## What to work on
Copy all of the material below exactly.
-- Start of Data for processing --
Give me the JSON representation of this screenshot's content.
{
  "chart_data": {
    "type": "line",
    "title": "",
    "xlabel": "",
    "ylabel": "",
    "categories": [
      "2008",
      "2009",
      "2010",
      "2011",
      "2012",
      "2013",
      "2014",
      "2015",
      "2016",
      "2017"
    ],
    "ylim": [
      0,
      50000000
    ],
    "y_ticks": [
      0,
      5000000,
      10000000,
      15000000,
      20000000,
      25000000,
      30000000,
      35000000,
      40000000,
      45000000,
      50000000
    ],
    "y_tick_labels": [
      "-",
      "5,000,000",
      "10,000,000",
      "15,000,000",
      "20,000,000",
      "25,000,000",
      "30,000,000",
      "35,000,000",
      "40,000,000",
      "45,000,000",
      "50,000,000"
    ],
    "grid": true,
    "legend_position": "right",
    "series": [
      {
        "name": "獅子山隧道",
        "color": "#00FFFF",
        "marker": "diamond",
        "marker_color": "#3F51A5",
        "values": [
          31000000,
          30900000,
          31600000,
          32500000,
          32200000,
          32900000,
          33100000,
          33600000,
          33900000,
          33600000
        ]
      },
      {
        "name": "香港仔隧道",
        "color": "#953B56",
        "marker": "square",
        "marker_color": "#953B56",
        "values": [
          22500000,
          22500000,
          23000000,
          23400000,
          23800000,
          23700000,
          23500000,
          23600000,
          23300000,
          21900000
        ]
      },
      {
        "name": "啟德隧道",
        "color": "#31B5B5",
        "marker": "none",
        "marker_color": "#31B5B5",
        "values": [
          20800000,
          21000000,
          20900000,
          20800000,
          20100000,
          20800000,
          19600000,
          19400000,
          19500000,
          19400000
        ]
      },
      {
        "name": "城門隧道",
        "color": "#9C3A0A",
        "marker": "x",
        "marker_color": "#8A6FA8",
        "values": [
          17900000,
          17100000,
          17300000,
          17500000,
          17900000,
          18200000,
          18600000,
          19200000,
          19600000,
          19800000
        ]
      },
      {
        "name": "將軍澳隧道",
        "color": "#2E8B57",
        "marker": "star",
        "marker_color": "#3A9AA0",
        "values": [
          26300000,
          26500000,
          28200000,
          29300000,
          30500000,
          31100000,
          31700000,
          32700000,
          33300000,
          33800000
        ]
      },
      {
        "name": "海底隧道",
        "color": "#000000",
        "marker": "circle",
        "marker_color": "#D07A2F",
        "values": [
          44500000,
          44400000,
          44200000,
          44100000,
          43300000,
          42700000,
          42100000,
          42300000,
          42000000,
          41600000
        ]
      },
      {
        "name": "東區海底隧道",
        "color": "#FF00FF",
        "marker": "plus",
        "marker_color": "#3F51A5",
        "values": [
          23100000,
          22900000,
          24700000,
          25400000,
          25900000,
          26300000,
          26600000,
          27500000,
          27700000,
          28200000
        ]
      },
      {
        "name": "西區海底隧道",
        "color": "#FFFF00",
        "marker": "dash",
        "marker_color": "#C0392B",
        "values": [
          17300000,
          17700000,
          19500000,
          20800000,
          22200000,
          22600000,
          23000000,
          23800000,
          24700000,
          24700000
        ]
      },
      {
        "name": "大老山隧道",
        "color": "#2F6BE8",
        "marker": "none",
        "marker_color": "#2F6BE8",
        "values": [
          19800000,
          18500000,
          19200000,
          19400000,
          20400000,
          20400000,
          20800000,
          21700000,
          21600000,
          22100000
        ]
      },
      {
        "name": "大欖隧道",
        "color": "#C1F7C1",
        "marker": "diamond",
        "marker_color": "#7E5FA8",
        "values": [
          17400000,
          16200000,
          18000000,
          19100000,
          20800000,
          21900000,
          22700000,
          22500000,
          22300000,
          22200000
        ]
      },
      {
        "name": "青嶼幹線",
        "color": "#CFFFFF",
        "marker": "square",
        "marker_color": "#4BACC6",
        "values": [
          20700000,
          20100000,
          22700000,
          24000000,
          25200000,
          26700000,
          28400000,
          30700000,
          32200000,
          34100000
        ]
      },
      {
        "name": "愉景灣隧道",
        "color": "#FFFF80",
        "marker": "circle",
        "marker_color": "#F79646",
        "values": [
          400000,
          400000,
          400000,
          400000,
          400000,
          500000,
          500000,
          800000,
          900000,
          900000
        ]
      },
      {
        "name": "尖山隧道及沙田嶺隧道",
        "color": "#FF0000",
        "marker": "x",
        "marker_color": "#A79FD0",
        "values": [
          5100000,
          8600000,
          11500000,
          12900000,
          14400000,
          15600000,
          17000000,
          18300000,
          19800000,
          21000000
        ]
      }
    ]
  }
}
-- End of Data for processing --
## Result
Give me the JSON representation of this screenshot's content.
{
  "chart_data": {
    "type": "line",
    "title": "",
    "xlabel": "",
    "ylabel": "",
    "categories": [
      "2008",
      "2009",
      "2010",
      "2011",
      "2012",
      "2013",
      "2014",
      "2015",
      "2016",
      "2017"
    ],
    "ylim": [
      0,
      50000000
    ],
    "y_ticks": [
      0,
      5000000,
      10000000,
      15000000,
      20000000,
      25000000,
      30000000,
      35000000,
      40000000,
      45000000,
      50000000
    ],
    "y_tick_labels": [
      "-",
      "5,000,000",
      "10,000,000",
      "15,000,000",
      "20,000,000",
      "25,000,000",
      "30,000,000",
      "35,000,000",
      "40,000,000",
      "45,000,000",
      "50,000,000"
    ],
    "grid": true,
    "legend_position": "right",
    "series": [
      {
        "name": "獅子山隧道",
        "color": "#00FFFF",
        "marker": "diamond",
        "marker_color": "#3F51A5",
        "values": [
          31000000,
          30900000,
          31600000,
          32500000,
          32200000,
          32900000,
          33100000,
          33600000,
          33900000,
          33600000
        ]
      },
      {
        "name": "香港仔隧道",
        "color": "#953B56",
        "marker": "square",
        "marker_color": "#953B56",
        "values": [
          22500000,
          22500000,
          23000000,
          23400000,
          23800000,
          23700000,
          23500000,
          23600000,
          23300000,
          21900000
        ]
      },
      {
        "name": "啟德隧道",
        "color": "#31B5B5",
        "marker": "none",
        "marker_color": "#31B5B5",
        "values": [
          20800000,
          21000000,
          20900000,
          20800000,
          20100000,
          20800000,
          19600000,
          19400000,
          19500000,
          19400000
        ]
      },
      {
        "name": "城門隧道",
        "color": "#9C3A0A",
        "marker": "x",
        "marker_color": "#8A6FA8",
        "values": [
          17900000,
          17100000,
          17300000,
          17500000,
          17900000,
          18200000,
          18600000,
          19200000,
          19600000,
          19800000
        ]
      },
      {
        "name": "將軍澳隧道",
        "color": "#2E8B57",
        "marker": "star",
        "marker_color": "#3A9AA0",
        "values": [
          26300000,
          26500000,
          28200000,
          29300000,
          30500000,
          31100000,
          31700000,
          32700000,
          33300000,
          33800000
        ]
      },
      {
        "name": "海底隧道",
        "color": "#000000",
        "marker": "circle",
        "marker_color": "#D07A2F",
        "values": [
          44500000,
          44400000,
          44200000,
          44100000,
          43300000,
          42700000,
          42100000,
          42300000,
          42000000,
          41600000
        ]
      },
      {
        "name": "東區海底隧道",
        "color": "#FF00FF",
        "marker": "plus",
        "marker_color": "#3F51A5",
        "values": [
          23100000,
          22900000,
          24700000,
          25400000,
          25900000,
          26300000,
          26600000,
          27500000,
          27700000,
          28200000
        ]
      },
      {
        "name": "西區海底隧道",
        "color": "#FFFF00",
        "marker": "dash",
        "marker_color": "#C0392B",
        "values": [
          17300000,
          17700000,
          19500000,
          20800000,
          22200000,
          22600000,
          23000000,
          23800000,
          24700000,
          24700000
        ]
      },
      {
        "name": "大老山隧道",
        "color": "#2F6BE8",
        "marker": "none",
        "marker_color": "#2F6BE8",
        "values": [
          19800000,
          18500000,
          19200000,
          19400000,
          20400000,
          20400000,
          20800000,
          21700000,
          21600000,
          22100000
        ]
      },
      {
        "name": "大欖隧道",
        "color": "#C1F7C1",
        "marker": "diamond",
        "marker_color": "#7E5FA8",
        "values": [
          17400000,
          16200000,
          18000000,
          19100000,
          20800000,
          21900000,
          22700000,
          22500000,
          22300000,
          22200000
        ]
      },
      {
        "name": "青嶼幹線",
        "color": "#CFFFFF",
        "marker": "square",
        "marker_color": "#4BACC6",
        "values": [
          20700000,
          20100000,
          22700000,
          24000000,
          25200000,
          26700000,
          28400000,
          30700000,
          32200000,
          34100000
        ]
      },
      {
        "name": "愉景灣隧道",
        "color": "#FFFF80",
        "marker": "circle",
        "marker_color": "#F79646",
        "values": [
          400000,
          400000,
          400000,
          400000,
          400000,
          500000,
          500000,
          800000,
          900000,
          900000
        ]
      },
      {
        "name": "尖山隧道及沙田嶺隧道",
        "color": "#FF0000",
        "marker": "x",
        "marker_color": "#A79FD0",
        "values": [
          5100000,
          8600000,
          11500000,
          12900000,
          14400000,
          15600000,
          17000000,
          18300000,
          19800000,
          21000000
        ]
      }
    ]
  }
}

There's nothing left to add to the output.